- **EXERCISE REQUIREMENTS**: Each line containing the word "Output" should be found and copied.
=======
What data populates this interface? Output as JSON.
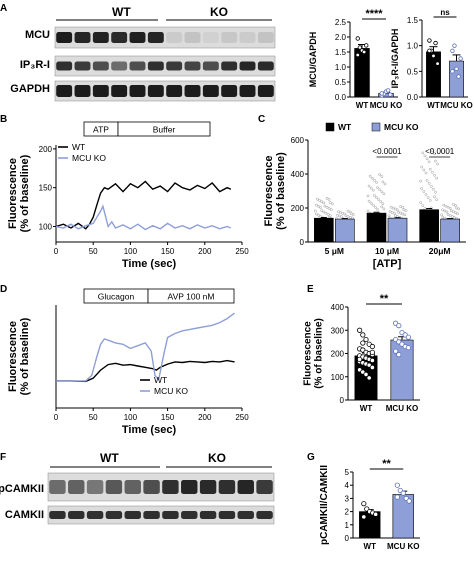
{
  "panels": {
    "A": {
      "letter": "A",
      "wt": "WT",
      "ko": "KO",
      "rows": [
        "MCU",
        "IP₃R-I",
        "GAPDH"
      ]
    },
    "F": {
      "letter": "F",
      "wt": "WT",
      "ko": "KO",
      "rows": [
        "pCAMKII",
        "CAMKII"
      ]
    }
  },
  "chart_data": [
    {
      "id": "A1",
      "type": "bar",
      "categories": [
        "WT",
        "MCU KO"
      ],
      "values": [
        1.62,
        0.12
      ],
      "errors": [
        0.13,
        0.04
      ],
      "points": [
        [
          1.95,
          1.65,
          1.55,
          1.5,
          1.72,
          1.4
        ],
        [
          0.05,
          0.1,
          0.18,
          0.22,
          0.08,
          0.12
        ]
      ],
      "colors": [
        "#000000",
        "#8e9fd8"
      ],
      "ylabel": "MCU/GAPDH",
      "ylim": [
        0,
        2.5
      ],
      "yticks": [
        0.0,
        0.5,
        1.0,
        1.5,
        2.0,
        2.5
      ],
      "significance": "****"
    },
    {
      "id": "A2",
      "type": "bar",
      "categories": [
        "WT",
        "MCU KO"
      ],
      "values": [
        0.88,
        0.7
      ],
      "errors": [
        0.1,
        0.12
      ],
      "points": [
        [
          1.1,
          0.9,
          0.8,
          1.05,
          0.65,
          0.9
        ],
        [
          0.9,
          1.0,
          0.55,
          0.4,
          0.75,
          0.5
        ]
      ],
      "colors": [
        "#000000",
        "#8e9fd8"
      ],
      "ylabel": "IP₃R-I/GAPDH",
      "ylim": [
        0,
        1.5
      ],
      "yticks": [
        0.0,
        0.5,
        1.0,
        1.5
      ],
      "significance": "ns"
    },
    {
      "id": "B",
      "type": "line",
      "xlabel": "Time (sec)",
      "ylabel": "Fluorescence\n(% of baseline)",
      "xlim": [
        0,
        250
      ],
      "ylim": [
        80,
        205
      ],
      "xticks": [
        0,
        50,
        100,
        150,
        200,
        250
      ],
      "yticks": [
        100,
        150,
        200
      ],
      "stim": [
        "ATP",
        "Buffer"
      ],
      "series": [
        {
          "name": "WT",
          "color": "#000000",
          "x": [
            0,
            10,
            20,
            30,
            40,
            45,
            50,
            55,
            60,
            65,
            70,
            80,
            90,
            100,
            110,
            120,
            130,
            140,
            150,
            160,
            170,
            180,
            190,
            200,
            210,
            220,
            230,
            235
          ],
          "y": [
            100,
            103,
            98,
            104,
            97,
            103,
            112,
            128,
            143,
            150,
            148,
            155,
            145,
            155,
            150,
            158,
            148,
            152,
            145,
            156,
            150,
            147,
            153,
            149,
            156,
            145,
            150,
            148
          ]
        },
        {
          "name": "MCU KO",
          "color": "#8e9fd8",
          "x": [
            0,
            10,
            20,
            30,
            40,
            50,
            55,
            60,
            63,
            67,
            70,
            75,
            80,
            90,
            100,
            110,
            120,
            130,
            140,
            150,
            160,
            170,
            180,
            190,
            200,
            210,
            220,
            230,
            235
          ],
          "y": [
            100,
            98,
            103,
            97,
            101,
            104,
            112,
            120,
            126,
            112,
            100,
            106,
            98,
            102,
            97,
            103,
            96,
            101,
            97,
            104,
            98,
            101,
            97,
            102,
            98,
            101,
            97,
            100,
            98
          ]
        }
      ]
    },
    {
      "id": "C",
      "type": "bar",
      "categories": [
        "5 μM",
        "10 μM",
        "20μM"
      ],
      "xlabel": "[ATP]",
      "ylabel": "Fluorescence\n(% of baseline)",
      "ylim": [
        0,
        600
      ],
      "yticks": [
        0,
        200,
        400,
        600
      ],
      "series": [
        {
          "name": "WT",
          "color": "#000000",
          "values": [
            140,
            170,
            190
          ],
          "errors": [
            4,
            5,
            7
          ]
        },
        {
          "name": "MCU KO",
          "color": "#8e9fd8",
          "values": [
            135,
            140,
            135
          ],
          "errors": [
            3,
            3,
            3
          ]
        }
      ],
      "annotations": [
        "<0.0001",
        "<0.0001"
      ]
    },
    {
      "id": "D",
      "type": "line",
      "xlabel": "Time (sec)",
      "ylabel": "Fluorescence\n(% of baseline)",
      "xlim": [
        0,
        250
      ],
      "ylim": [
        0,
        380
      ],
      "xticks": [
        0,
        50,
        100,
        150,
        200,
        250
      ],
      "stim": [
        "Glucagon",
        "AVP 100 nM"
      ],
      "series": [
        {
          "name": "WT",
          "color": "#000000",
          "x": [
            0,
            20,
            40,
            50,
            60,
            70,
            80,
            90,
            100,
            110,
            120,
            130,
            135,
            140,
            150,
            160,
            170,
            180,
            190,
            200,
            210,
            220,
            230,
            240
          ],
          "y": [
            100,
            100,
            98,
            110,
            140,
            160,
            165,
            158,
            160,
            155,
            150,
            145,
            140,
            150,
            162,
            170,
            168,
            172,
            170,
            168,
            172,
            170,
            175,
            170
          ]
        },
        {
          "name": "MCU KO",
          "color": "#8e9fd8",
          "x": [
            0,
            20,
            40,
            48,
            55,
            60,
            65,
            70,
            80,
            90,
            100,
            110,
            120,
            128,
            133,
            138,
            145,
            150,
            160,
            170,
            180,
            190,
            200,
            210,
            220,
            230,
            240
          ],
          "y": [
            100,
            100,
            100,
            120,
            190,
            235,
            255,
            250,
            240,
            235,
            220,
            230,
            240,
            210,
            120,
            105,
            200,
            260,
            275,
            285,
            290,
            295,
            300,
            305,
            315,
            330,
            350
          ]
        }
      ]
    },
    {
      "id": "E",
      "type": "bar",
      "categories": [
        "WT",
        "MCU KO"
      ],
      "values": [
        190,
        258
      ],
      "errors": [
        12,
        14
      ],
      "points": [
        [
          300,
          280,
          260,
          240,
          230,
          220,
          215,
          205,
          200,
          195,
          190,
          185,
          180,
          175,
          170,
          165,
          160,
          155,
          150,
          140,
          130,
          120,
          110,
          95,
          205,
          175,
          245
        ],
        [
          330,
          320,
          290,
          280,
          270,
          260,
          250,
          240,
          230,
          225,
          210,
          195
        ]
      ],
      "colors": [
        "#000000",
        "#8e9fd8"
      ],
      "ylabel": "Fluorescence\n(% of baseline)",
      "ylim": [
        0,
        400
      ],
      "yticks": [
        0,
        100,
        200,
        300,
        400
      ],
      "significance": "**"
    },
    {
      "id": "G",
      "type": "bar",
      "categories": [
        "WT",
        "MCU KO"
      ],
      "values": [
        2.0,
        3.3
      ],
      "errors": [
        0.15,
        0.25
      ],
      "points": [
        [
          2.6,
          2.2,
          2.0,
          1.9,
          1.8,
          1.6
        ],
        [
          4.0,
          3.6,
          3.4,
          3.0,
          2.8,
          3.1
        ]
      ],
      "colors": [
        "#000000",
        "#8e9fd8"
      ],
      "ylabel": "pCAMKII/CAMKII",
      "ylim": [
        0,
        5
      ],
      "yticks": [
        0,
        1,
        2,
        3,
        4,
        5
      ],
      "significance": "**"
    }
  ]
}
=======
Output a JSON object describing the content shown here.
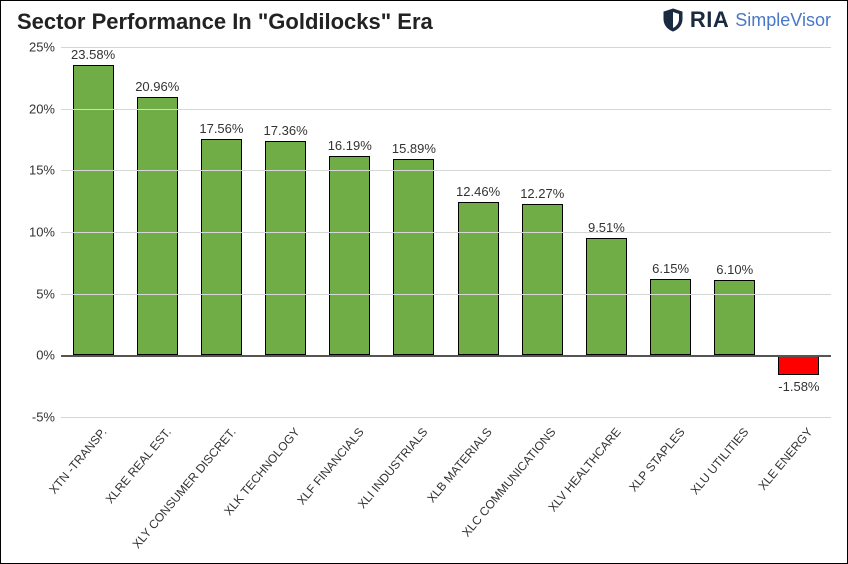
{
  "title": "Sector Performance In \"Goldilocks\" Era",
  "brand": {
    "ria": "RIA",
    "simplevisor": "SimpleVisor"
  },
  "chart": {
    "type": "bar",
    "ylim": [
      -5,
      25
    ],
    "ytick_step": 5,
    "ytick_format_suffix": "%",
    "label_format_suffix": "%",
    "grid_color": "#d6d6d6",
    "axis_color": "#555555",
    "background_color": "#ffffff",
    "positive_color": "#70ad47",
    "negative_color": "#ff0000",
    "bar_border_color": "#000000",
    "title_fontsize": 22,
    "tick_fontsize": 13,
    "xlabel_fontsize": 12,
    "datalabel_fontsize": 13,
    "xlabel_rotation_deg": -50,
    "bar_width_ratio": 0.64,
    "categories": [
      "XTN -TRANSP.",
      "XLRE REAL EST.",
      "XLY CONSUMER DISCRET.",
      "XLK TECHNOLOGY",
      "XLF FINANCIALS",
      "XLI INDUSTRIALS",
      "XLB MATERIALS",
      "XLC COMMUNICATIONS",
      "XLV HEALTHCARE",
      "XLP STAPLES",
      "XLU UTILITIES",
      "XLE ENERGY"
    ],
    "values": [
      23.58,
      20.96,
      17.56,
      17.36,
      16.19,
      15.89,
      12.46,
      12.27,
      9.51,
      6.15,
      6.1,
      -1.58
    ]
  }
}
=======
- **PROBLEM SOLUTION**:
What data populates this interface? Output as JSON.
Output a JSON object describing the content shown here.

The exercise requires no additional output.